**EXTRACTED ENTRIES:**
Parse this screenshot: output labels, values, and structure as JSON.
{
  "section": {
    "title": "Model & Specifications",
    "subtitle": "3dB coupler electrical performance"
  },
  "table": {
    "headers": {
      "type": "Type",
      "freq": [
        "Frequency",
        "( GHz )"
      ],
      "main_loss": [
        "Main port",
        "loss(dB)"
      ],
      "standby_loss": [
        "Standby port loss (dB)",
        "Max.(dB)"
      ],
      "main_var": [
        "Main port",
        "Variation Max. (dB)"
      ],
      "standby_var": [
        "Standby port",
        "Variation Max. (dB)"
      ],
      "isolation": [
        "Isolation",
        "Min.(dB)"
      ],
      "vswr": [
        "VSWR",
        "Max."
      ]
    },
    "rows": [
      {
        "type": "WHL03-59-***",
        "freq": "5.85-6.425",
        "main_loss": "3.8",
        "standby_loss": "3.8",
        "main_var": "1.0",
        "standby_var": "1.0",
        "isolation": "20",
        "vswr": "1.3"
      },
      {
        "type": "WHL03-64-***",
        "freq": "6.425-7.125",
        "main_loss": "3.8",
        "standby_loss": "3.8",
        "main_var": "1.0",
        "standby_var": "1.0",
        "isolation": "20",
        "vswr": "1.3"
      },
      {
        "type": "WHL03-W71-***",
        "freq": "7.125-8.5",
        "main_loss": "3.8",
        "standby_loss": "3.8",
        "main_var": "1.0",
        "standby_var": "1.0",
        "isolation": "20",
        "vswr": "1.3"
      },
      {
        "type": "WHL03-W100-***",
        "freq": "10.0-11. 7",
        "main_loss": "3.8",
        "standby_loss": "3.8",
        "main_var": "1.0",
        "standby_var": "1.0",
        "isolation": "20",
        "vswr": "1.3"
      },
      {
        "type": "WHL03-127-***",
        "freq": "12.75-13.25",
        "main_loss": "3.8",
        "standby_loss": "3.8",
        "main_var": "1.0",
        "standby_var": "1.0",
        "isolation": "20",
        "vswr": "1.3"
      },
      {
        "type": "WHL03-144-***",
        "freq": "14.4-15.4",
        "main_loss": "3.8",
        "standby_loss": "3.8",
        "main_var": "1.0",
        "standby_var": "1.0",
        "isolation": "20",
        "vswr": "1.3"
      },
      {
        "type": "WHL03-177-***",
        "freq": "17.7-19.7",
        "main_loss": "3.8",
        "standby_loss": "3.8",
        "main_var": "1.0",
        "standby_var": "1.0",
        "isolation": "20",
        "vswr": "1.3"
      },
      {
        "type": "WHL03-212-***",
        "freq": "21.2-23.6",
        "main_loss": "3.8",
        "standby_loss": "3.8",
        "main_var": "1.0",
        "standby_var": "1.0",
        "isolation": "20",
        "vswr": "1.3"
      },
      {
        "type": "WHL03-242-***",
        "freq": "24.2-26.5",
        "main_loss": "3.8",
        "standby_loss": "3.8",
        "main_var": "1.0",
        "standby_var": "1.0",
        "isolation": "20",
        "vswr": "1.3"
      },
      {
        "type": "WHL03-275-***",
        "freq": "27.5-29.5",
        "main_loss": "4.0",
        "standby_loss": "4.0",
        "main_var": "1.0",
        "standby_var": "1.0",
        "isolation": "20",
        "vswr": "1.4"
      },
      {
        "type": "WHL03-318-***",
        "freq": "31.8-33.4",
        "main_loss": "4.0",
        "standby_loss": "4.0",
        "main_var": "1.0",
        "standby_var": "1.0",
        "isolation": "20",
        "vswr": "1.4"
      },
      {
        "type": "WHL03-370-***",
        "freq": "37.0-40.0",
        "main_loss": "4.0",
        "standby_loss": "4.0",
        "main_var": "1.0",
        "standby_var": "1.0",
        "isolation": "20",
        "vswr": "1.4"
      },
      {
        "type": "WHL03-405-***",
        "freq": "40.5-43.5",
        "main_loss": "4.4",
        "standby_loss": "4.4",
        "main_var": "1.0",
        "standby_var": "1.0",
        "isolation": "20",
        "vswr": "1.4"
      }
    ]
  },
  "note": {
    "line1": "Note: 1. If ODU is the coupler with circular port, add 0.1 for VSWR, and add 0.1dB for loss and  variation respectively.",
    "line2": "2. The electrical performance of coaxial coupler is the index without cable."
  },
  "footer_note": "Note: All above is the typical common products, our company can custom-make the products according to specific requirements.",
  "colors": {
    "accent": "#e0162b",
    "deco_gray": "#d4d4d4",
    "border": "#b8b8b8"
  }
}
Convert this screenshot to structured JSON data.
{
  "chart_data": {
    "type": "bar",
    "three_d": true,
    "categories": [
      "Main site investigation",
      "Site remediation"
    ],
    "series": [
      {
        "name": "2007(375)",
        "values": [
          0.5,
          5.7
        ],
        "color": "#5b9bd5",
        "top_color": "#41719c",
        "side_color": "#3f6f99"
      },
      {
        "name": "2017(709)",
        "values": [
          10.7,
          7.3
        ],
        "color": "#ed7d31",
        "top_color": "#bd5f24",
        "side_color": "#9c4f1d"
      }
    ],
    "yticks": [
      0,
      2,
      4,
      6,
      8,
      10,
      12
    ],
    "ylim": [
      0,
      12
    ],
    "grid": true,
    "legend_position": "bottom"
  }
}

**REQUIREMENTS:** Each line of the listing above should be output exactly.

**ANSWER TO THE EXERCISE:**
Parse this screenshot: output labels, values, and structure as JSON.
{
  "section": {
    "title": "Model & Specifications",
    "subtitle": "3dB coupler electrical performance"
  },
  "table": {
    "headers": {
      "type": "Type",
      "freq": [
        "Frequency",
        "( GHz )"
      ],
      "main_loss": [
        "Main port",
        "loss(dB)"
      ],
      "standby_loss": [
        "Standby port loss (dB)",
        "Max.(dB)"
      ],
      "main_var": [
        "Main port",
        "Variation Max. (dB)"
      ],
      "standby_var": [
        "Standby port",
        "Variation Max. (dB)"
      ],
      "isolation": [
        "Isolation",
        "Min.(dB)"
      ],
      "vswr": [
        "VSWR",
        "Max."
      ]
    },
    "rows": [
      {
        "type": "WHL03-59-***",
        "freq": "5.85-6.425",
        "main_loss": "3.8",
        "standby_loss": "3.8",
        "main_var": "1.0",
        "standby_var": "1.0",
        "isolation": "20",
        "vswr": "1.3"
      },
      {
        "type": "WHL03-64-***",
        "freq": "6.425-7.125",
        "main_loss": "3.8",
        "standby_loss": "3.8",
        "main_var": "1.0",
        "standby_var": "1.0",
        "isolation": "20",
        "vswr": "1.3"
      },
      {
        "type": "WHL03-W71-***",
        "freq": "7.125-8.5",
        "main_loss": "3.8",
        "standby_loss": "3.8",
        "main_var": "1.0",
        "standby_var": "1.0",
        "isolation": "20",
        "vswr": "1.3"
      },
      {
        "type": "WHL03-W100-***",
        "freq": "10.0-11. 7",
        "main_loss": "3.8",
        "standby_loss": "3.8",
        "main_var": "1.0",
        "standby_var": "1.0",
        "isolation": "20",
        "vswr": "1.3"
      },
      {
        "type": "WHL03-127-***",
        "freq": "12.75-13.25",
        "main_loss": "3.8",
        "standby_loss": "3.8",
        "main_var": "1.0",
        "standby_var": "1.0",
        "isolation": "20",
        "vswr": "1.3"
      },
      {
        "type": "WHL03-144-***",
        "freq": "14.4-15.4",
        "main_loss": "3.8",
        "standby_loss": "3.8",
        "main_var": "1.0",
        "standby_var": "1.0",
        "isolation": "20",
        "vswr": "1.3"
      },
      {
        "type": "WHL03-177-***",
        "freq": "17.7-19.7",
        "main_loss": "3.8",
        "standby_loss": "3.8",
        "main_var": "1.0",
        "standby_var": "1.0",
        "isolation": "20",
        "vswr": "1.3"
      },
      {
        "type": "WHL03-212-***",
        "freq": "21.2-23.6",
        "main_loss": "3.8",
        "standby_loss": "3.8",
        "main_var": "1.0",
        "standby_var": "1.0",
        "isolation": "20",
        "vswr": "1.3"
      },
      {
        "type": "WHL03-242-***",
        "freq": "24.2-26.5",
        "main_loss": "3.8",
        "standby_loss": "3.8",
        "main_var": "1.0",
        "standby_var": "1.0",
        "isolation": "20",
        "vswr": "1.3"
      },
      {
        "type": "WHL03-275-***",
        "freq": "27.5-29.5",
        "main_loss": "4.0",
        "standby_loss": "4.0",
        "main_var": "1.0",
        "standby_var": "1.0",
        "isolation": "20",
        "vswr": "1.4"
      },
      {
        "type": "WHL03-318-***",
        "freq": "31.8-33.4",
        "main_loss": "4.0",
        "standby_loss": "4.0",
        "main_var": "1.0",
        "standby_var": "1.0",
        "isolation": "20",
        "vswr": "1.4"
      },
      {
        "type": "WHL03-370-***",
        "freq": "37.0-40.0",
        "main_loss": "4.0",
        "standby_loss": "4.0",
        "main_var": "1.0",
        "standby_var": "1.0",
        "isolation": "20",
        "vswr": "1.4"
      },
      {
        "type": "WHL03-405-***",
        "freq": "40.5-43.5",
        "main_loss": "4.4",
        "standby_loss": "4.4",
        "main_var": "1.0",
        "standby_var": "1.0",
        "isolation": "20",
        "vswr": "1.4"
      }
    ]
  },
  "note": {
    "line1": "Note: 1. If ODU is the coupler with circular port, add 0.1 for VSWR, and add 0.1dB for loss and  variation respectively.",
    "line2": "2. The electrical performance of coaxial coupler is the index without cable."
  },
  "footer_note": "Note: All above is the typical common products, our company can custom-make the products according to specific requirements.",
  "colors": {
    "accent": "#e0162b",
    "deco_gray": "#d4d4d4",
    "border": "#b8b8b8"
  }
}
Convert this screenshot to structured JSON data.
{
  "chart_data": {
    "type": "bar",
    "three_d": true,
    "categories": [
      "Main site investigation",
      "Site remediation"
    ],
    "series": [
      {
        "name": "2007(375)",
        "values": [
          0.5,
          5.7
        ],
        "color": "#5b9bd5",
        "top_color": "#41719c",
        "side_color": "#3f6f99"
      },
      {
        "name": "2017(709)",
        "values": [
          10.7,
          7.3
        ],
        "color": "#ed7d31",
        "top_color": "#bd5f24",
        "side_color": "#9c4f1d"
      }
    ],
    "yticks": [
      0,
      2,
      4,
      6,
      8,
      10,
      12
    ],
    "ylim": [
      0,
      12
    ],
    "grid": true,
    "legend_position": "bottom"
  }
}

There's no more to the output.